#### RECORDS FOR THE TASK

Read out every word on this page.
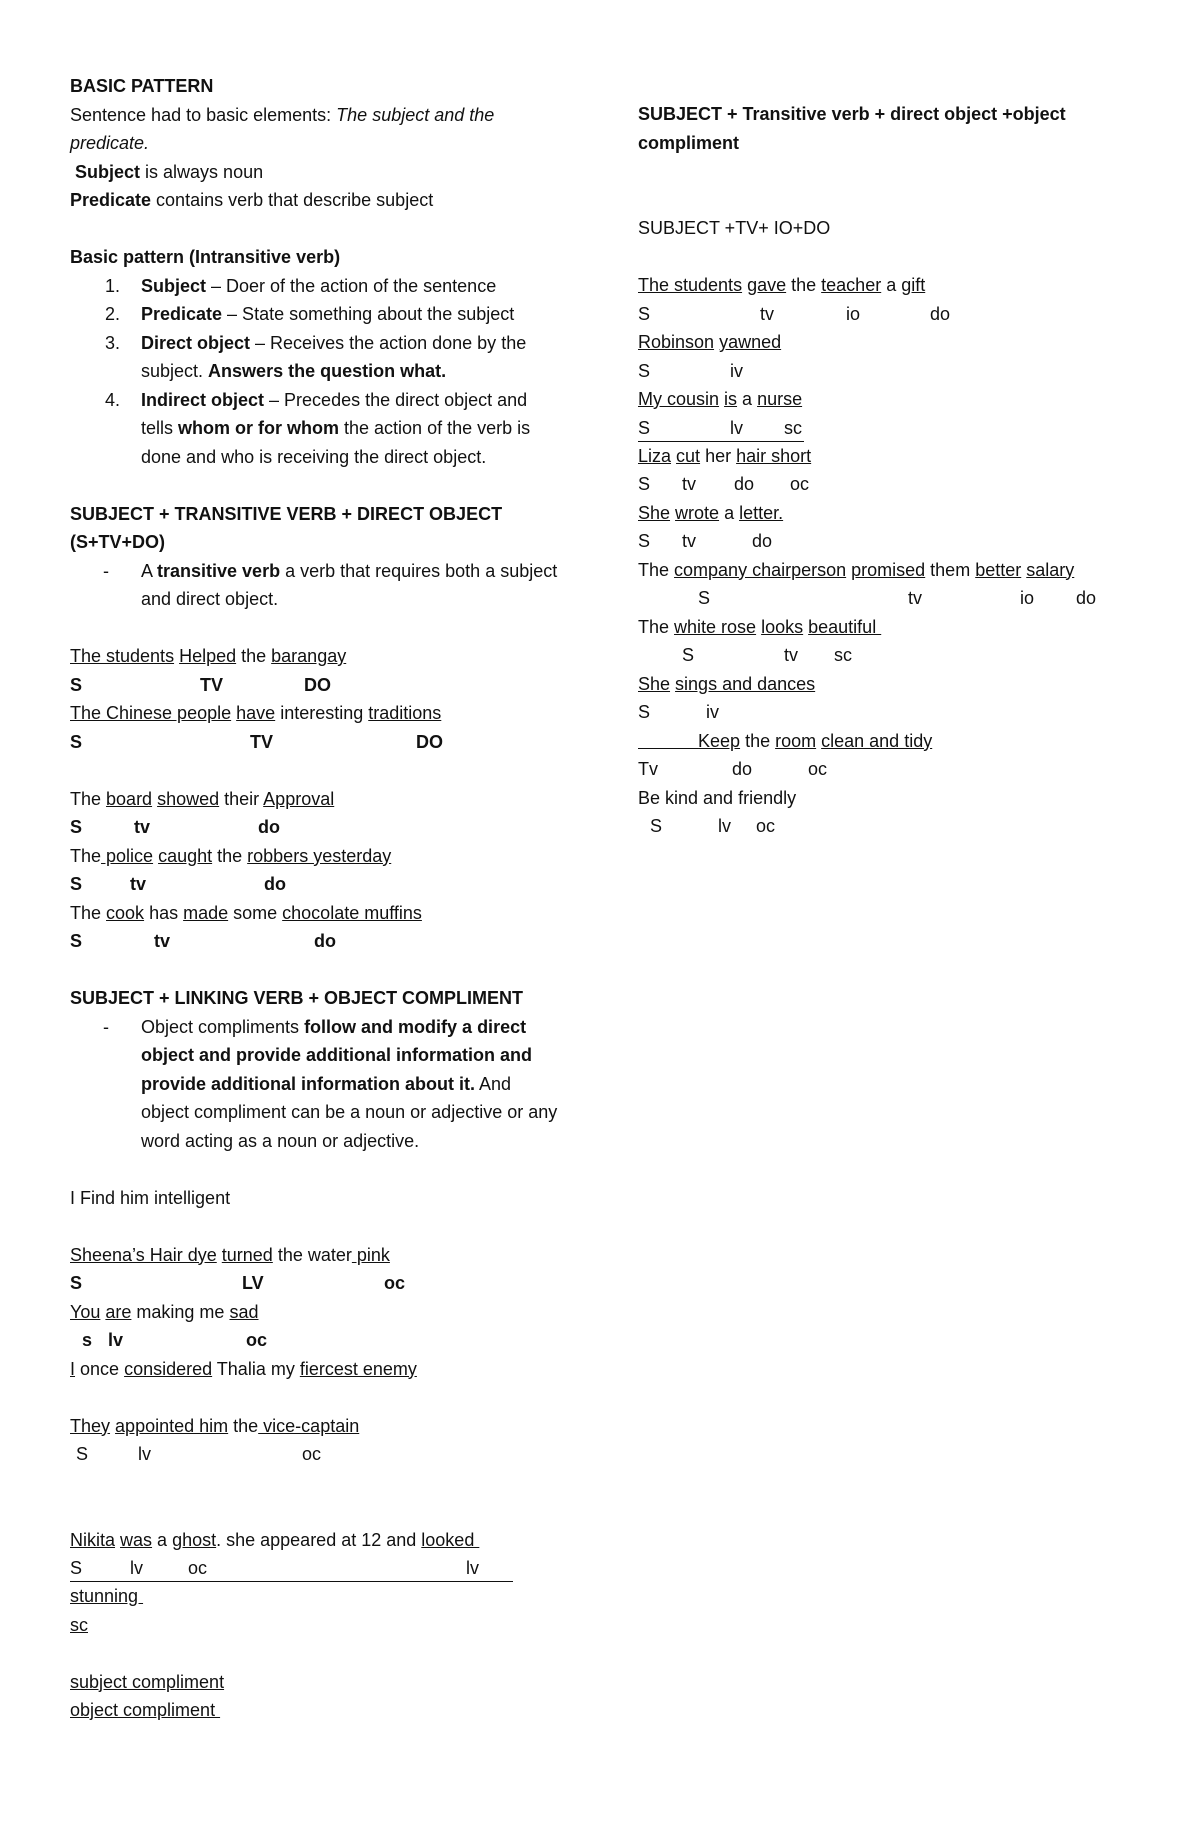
BASIC PATTERN
Sentence had to basic elements: The subject and the
predicate.
Subject is always noun
Predicate contains verb that describe subject
Basic pattern (Intransitive verb)
1. Subject – Doer of the action of the sentence
2. Predicate – State something about the subject
3. Direct object – Receives the action done by the subject. Answers the question what.
4. Indirect object – Precedes the direct object and tells whom or for whom the action of the verb is done and who is receiving the direct object.
SUBJECT + TRANSITIVE VERB + DIRECT OBJECT
(S+TV+DO)
- A transitive verb a verb that requires both a subject and direct object.
The students Helped the barangay
S	TV	DO
The Chinese people have interesting traditions
S	TV	DO
The board showed their Approval
S	tv	do
The police caught the robbers yesterday
S	tv	do
The cook has made some chocolate muffins
S	tv	do
SUBJECT + LINKING VERB + OBJECT COMPLIMENT
- Object compliments follow and modify a direct object and provide additional information and provide additional information about it. And object compliment can be a noun or adjective or any word acting as a noun or adjective.
I Find him intelligent
Sheena’s Hair dye turned the water pink
S	LV	oc
You are making me sad
s lv	oc
I once considered Thalia my fiercest enemy
They appointed him the vice-captain
S	lv	oc
Nikita was a ghost. she appeared at 12 and looked
S	lv	oc	lv
stunning
sc
subject compliment
object compliment
SUBJECT + Transitive verb + direct object +object
compliment
SUBJECT +TV+ IO+DO
The students gave the teacher a gift
S	tv	io	do
Robinson yawned
S	iv
My cousin is a nurse
S	lv sc
Liza cut her hair short
S tv do oc
She wrote a letter.
S tv	do
The company chairperson promised them better salary
S	tv	io do
The white rose looks beautiful
S	tv sc
She sings and dances
S	iv
Keep the room clean and tidy
Tv	do	oc
Be kind and friendly
S	lv oc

########

● WRITTEN EXERCISE: Copy all the records above exactly, but leave out the pictures.

● COMPLETED EXERCISE:
Read out every word on this page.
BASIC PATTERN
Sentence had to basic elements: The subject and the
predicate.
Subject is always noun
Predicate contains verb that describe subject
Basic pattern (Intransitive verb)
1. Subject – Doer of the action of the sentence
2. Predicate – State something about the subject
3. Direct object – Receives the action done by the subject. Answers the question what.
4. Indirect object – Precedes the direct object and tells whom or for whom the action of the verb is done and who is receiving the direct object.
SUBJECT + TRANSITIVE VERB + DIRECT OBJECT
(S+TV+DO)
- A transitive verb a verb that requires both a subject and direct object.
The students Helped the barangay
S	TV	DO
The Chinese people have interesting traditions
S	TV	DO
The board showed their Approval
S	tv	do
The police caught the robbers yesterday
S	tv	do
The cook has made some chocolate muffins
S	tv	do
SUBJECT + LINKING VERB + OBJECT COMPLIMENT
- Object compliments follow and modify a direct object and provide additional information and provide additional information about it. And object compliment can be a noun or adjective or any word acting as a noun or adjective.
I Find him intelligent
Sheena’s Hair dye turned the water pink
S	LV	oc
You are making me sad
s lv	oc
I once considered Thalia my fiercest enemy
They appointed him the vice-captain
S	lv	oc
Nikita was a ghost. she appeared at 12 and looked
S	lv	oc	lv
stunning
sc
subject compliment
object compliment
SUBJECT + Transitive verb + direct object +object
compliment
SUBJECT +TV+ IO+DO
The students gave the teacher a gift
S	tv	io	do
Robinson yawned
S	iv
My cousin is a nurse
S	lv sc
Liza cut her hair short
S tv do oc
She wrote a letter.
S tv	do
The company chairperson promised them better salary
S	tv	io do
The white rose looks beautiful
S	tv sc
She sings and dances
S	iv
Keep the room clean and tidy
Tv	do	oc
Be kind and friendly
S	lv oc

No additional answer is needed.